START RECORDS FOR THE TASK

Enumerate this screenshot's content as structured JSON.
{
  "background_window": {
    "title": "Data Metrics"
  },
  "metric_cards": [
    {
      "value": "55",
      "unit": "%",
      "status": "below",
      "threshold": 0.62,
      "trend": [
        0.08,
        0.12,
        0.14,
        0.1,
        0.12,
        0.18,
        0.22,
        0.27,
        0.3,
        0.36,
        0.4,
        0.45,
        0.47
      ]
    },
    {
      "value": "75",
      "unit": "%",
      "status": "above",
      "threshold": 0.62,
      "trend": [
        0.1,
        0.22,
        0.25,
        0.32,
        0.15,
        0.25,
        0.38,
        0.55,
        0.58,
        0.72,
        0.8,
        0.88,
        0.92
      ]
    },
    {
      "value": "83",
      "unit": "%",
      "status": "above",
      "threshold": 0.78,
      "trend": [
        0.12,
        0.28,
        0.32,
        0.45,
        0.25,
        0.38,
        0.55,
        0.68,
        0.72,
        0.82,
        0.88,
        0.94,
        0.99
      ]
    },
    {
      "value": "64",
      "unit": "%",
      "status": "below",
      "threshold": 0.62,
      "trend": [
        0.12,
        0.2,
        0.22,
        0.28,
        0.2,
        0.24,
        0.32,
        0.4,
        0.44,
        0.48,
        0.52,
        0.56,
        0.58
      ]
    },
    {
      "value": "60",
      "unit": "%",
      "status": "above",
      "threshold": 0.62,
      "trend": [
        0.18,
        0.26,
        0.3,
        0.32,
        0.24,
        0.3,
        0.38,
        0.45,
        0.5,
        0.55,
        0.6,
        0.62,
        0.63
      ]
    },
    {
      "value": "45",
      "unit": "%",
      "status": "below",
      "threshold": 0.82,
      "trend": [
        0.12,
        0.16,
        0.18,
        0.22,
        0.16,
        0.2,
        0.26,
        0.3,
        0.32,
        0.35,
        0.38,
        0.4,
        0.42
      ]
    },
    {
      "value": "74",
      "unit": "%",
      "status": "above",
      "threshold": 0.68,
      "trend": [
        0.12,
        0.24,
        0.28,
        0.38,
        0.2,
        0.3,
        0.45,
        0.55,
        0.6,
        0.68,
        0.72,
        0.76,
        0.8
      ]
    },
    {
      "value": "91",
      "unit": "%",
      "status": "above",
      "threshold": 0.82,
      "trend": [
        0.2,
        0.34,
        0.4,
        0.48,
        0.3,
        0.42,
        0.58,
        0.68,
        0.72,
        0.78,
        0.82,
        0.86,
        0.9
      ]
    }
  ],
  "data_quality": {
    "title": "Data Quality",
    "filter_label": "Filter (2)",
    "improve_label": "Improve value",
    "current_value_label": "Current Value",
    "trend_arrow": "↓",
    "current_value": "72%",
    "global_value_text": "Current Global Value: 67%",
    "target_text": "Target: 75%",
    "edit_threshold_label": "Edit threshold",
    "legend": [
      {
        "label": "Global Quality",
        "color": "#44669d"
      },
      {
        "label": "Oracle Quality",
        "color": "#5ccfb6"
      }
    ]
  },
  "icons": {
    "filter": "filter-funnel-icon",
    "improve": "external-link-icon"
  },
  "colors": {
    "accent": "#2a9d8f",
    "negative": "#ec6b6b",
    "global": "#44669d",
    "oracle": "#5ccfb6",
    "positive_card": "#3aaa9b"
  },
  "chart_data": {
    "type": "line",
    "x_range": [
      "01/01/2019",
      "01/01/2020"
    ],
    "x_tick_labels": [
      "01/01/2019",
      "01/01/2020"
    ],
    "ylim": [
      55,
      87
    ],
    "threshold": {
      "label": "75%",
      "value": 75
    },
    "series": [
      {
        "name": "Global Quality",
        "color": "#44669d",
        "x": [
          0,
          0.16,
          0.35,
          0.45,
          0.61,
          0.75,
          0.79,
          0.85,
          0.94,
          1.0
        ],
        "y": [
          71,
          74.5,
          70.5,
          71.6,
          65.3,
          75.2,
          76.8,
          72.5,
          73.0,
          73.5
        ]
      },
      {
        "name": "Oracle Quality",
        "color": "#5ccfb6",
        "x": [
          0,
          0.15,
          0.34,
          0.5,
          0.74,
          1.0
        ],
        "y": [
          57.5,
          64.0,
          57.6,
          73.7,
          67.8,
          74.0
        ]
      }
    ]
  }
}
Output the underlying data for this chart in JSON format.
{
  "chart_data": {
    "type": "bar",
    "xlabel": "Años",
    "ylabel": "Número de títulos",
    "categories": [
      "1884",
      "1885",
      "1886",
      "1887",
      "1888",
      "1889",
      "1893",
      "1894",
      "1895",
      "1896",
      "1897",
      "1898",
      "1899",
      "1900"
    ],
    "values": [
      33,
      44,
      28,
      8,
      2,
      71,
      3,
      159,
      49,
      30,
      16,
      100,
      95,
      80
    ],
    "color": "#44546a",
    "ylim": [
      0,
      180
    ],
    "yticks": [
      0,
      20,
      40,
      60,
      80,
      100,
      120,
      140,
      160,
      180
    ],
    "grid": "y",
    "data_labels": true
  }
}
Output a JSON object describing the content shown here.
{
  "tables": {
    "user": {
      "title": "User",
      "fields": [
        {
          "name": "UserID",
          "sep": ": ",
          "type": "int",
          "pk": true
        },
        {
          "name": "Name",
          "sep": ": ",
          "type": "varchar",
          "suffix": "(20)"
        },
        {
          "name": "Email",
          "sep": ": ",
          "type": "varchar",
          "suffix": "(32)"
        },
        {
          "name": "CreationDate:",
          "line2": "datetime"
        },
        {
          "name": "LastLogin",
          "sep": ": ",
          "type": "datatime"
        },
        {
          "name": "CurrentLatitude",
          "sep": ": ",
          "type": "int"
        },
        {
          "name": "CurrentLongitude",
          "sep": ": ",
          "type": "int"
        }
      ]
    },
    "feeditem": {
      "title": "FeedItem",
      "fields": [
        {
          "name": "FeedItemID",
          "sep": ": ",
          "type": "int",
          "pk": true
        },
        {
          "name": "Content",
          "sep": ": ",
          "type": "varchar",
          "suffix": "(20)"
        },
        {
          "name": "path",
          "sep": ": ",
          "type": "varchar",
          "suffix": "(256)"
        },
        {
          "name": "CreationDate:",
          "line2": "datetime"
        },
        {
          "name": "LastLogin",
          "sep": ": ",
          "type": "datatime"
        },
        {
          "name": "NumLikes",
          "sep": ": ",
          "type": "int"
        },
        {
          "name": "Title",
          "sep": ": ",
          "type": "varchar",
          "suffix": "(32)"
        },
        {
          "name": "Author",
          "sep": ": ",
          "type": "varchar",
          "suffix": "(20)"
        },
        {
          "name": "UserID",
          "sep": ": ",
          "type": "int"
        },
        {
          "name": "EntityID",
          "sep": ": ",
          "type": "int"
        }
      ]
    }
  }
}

END RECORDS FOR THE TASK

→ **DIRECTION**:
Extract all of the data shown above and repeat it verbatim.

→ **CORRECT OUTPUT**:
Enumerate this screenshot's content as structured JSON.
{
  "background_window": {
    "title": "Data Metrics"
  },
  "metric_cards": [
    {
      "value": "55",
      "unit": "%",
      "status": "below",
      "threshold": 0.62,
      "trend": [
        0.08,
        0.12,
        0.14,
        0.1,
        0.12,
        0.18,
        0.22,
        0.27,
        0.3,
        0.36,
        0.4,
        0.45,
        0.47
      ]
    },
    {
      "value": "75",
      "unit": "%",
      "status": "above",
      "threshold": 0.62,
      "trend": [
        0.1,
        0.22,
        0.25,
        0.32,
        0.15,
        0.25,
        0.38,
        0.55,
        0.58,
        0.72,
        0.8,
        0.88,
        0.92
      ]
    },
    {
      "value": "83",
      "unit": "%",
      "status": "above",
      "threshold": 0.78,
      "trend": [
        0.12,
        0.28,
        0.32,
        0.45,
        0.25,
        0.38,
        0.55,
        0.68,
        0.72,
        0.82,
        0.88,
        0.94,
        0.99
      ]
    },
    {
      "value": "64",
      "unit": "%",
      "status": "below",
      "threshold": 0.62,
      "trend": [
        0.12,
        0.2,
        0.22,
        0.28,
        0.2,
        0.24,
        0.32,
        0.4,
        0.44,
        0.48,
        0.52,
        0.56,
        0.58
      ]
    },
    {
      "value": "60",
      "unit": "%",
      "status": "above",
      "threshold": 0.62,
      "trend": [
        0.18,
        0.26,
        0.3,
        0.32,
        0.24,
        0.3,
        0.38,
        0.45,
        0.5,
        0.55,
        0.6,
        0.62,
        0.63
      ]
    },
    {
      "value": "45",
      "unit": "%",
      "status": "below",
      "threshold": 0.82,
      "trend": [
        0.12,
        0.16,
        0.18,
        0.22,
        0.16,
        0.2,
        0.26,
        0.3,
        0.32,
        0.35,
        0.38,
        0.4,
        0.42
      ]
    },
    {
      "value": "74",
      "unit": "%",
      "status": "above",
      "threshold": 0.68,
      "trend": [
        0.12,
        0.24,
        0.28,
        0.38,
        0.2,
        0.3,
        0.45,
        0.55,
        0.6,
        0.68,
        0.72,
        0.76,
        0.8
      ]
    },
    {
      "value": "91",
      "unit": "%",
      "status": "above",
      "threshold": 0.82,
      "trend": [
        0.2,
        0.34,
        0.4,
        0.48,
        0.3,
        0.42,
        0.58,
        0.68,
        0.72,
        0.78,
        0.82,
        0.86,
        0.9
      ]
    }
  ],
  "data_quality": {
    "title": "Data Quality",
    "filter_label": "Filter (2)",
    "improve_label": "Improve value",
    "current_value_label": "Current Value",
    "trend_arrow": "↓",
    "current_value": "72%",
    "global_value_text": "Current Global Value: 67%",
    "target_text": "Target: 75%",
    "edit_threshold_label": "Edit threshold",
    "legend": [
      {
        "label": "Global Quality",
        "color": "#44669d"
      },
      {
        "label": "Oracle Quality",
        "color": "#5ccfb6"
      }
    ]
  },
  "icons": {
    "filter": "filter-funnel-icon",
    "improve": "external-link-icon"
  },
  "colors": {
    "accent": "#2a9d8f",
    "negative": "#ec6b6b",
    "global": "#44669d",
    "oracle": "#5ccfb6",
    "positive_card": "#3aaa9b"
  },
  "chart_data": {
    "type": "line",
    "x_range": [
      "01/01/2019",
      "01/01/2020"
    ],
    "x_tick_labels": [
      "01/01/2019",
      "01/01/2020"
    ],
    "ylim": [
      55,
      87
    ],
    "threshold": {
      "label": "75%",
      "value": 75
    },
    "series": [
      {
        "name": "Global Quality",
        "color": "#44669d",
        "x": [
          0,
          0.16,
          0.35,
          0.45,
          0.61,
          0.75,
          0.79,
          0.85,
          0.94,
          1.0
        ],
        "y": [
          71,
          74.5,
          70.5,
          71.6,
          65.3,
          75.2,
          76.8,
          72.5,
          73.0,
          73.5
        ]
      },
      {
        "name": "Oracle Quality",
        "color": "#5ccfb6",
        "x": [
          0,
          0.15,
          0.34,
          0.5,
          0.74,
          1.0
        ],
        "y": [
          57.5,
          64.0,
          57.6,
          73.7,
          67.8,
          74.0
        ]
      }
    ]
  }
}
Output the underlying data for this chart in JSON format.
{
  "chart_data": {
    "type": "bar",
    "xlabel": "Años",
    "ylabel": "Número de títulos",
    "categories": [
      "1884",
      "1885",
      "1886",
      "1887",
      "1888",
      "1889",
      "1893",
      "1894",
      "1895",
      "1896",
      "1897",
      "1898",
      "1899",
      "1900"
    ],
    "values": [
      33,
      44,
      28,
      8,
      2,
      71,
      3,
      159,
      49,
      30,
      16,
      100,
      95,
      80
    ],
    "color": "#44546a",
    "ylim": [
      0,
      180
    ],
    "yticks": [
      0,
      20,
      40,
      60,
      80,
      100,
      120,
      140,
      160,
      180
    ],
    "grid": "y",
    "data_labels": true
  }
}
Output a JSON object describing the content shown here.
{
  "tables": {
    "user": {
      "title": "User",
      "fields": [
        {
          "name": "UserID",
          "sep": ": ",
          "type": "int",
          "pk": true
        },
        {
          "name": "Name",
          "sep": ": ",
          "type": "varchar",
          "suffix": "(20)"
        },
        {
          "name": "Email",
          "sep": ": ",
          "type": "varchar",
          "suffix": "(32)"
        },
        {
          "name": "CreationDate:",
          "line2": "datetime"
        },
        {
          "name": "LastLogin",
          "sep": ": ",
          "type": "datatime"
        },
        {
          "name": "CurrentLatitude",
          "sep": ": ",
          "type": "int"
        },
        {
          "name": "CurrentLongitude",
          "sep": ": ",
          "type": "int"
        }
      ]
    },
    "feeditem": {
      "title": "FeedItem",
      "fields": [
        {
          "name": "FeedItemID",
          "sep": ": ",
          "type": "int",
          "pk": true
        },
        {
          "name": "Content",
          "sep": ": ",
          "type": "varchar",
          "suffix": "(20)"
        },
        {
          "name": "path",
          "sep": ": ",
          "type": "varchar",
          "suffix": "(256)"
        },
        {
          "name": "CreationDate:",
          "line2": "datetime"
        },
        {
          "name": "LastLogin",
          "sep": ": ",
          "type": "datatime"
        },
        {
          "name": "NumLikes",
          "sep": ": ",
          "type": "int"
        },
        {
          "name": "Title",
          "sep": ": ",
          "type": "varchar",
          "suffix": "(32)"
        },
        {
          "name": "Author",
          "sep": ": ",
          "type": "varchar",
          "suffix": "(20)"
        },
        {
          "name": "UserID",
          "sep": ": ",
          "type": "int"
        },
        {
          "name": "EntityID",
          "sep": ": ",
          "type": "int"
        }
      ]
    }
  }
}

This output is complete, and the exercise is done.